▶ Written task: Write the records out again exactly, leaving no images in.

▶ Data for this exercise:
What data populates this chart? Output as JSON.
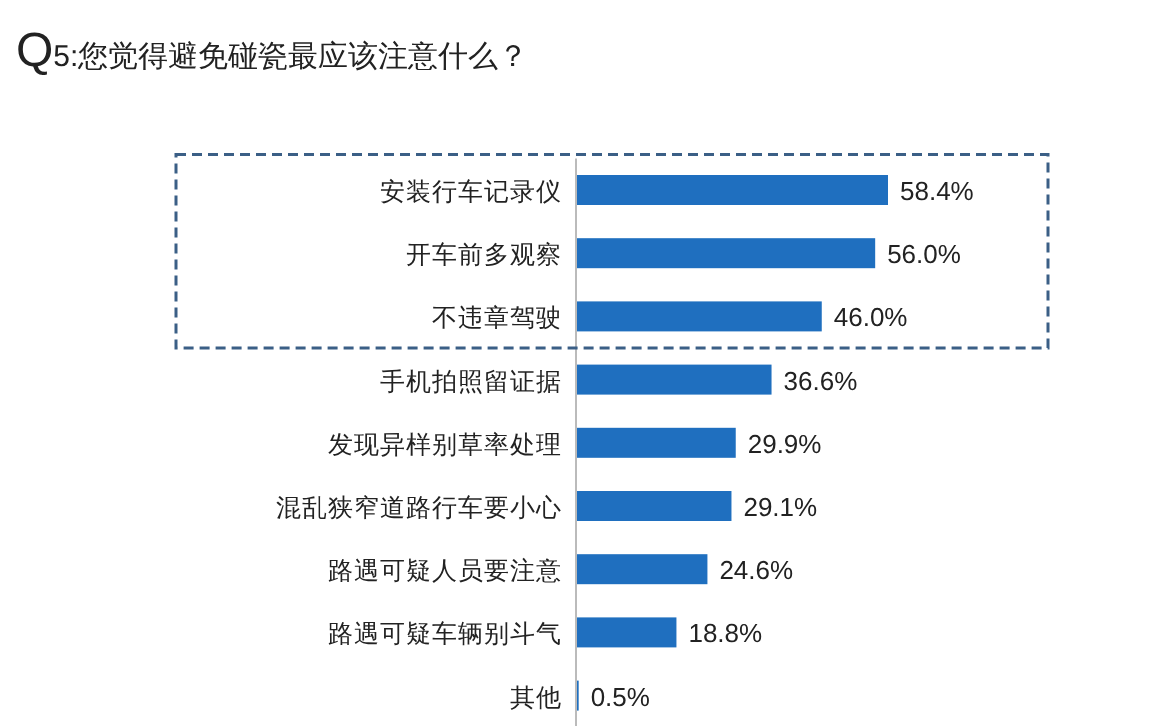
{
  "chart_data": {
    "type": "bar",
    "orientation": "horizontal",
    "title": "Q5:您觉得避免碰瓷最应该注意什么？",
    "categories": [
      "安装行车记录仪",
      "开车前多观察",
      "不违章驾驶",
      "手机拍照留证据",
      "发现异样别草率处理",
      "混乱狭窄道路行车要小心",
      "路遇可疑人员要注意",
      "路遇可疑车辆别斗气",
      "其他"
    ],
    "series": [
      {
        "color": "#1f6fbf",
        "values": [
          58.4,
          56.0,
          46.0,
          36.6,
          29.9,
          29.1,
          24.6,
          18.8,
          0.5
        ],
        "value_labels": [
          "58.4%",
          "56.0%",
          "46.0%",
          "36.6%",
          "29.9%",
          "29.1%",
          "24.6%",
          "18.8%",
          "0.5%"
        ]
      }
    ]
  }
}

▶ Result for this task:
What data populates this chart? Output as JSON.
{
  "chart_data": {
    "type": "bar",
    "orientation": "horizontal",
    "title": "Q5:您觉得避免碰瓷最应该注意什么？",
    "categories": [
      "安装行车记录仪",
      "开车前多观察",
      "不违章驾驶",
      "手机拍照留证据",
      "发现异样别草率处理",
      "混乱狭窄道路行车要小心",
      "路遇可疑人员要注意",
      "路遇可疑车辆别斗气",
      "其他"
    ],
    "series": [
      {
        "color": "#1f6fbf",
        "values": [
          58.4,
          56.0,
          46.0,
          36.6,
          29.9,
          29.1,
          24.6,
          18.8,
          0.5
        ],
        "value_labels": [
          "58.4%",
          "56.0%",
          "46.0%",
          "36.6%",
          "29.9%",
          "29.1%",
          "24.6%",
          "18.8%",
          "0.5%"
        ]
      }
    ]
  }
}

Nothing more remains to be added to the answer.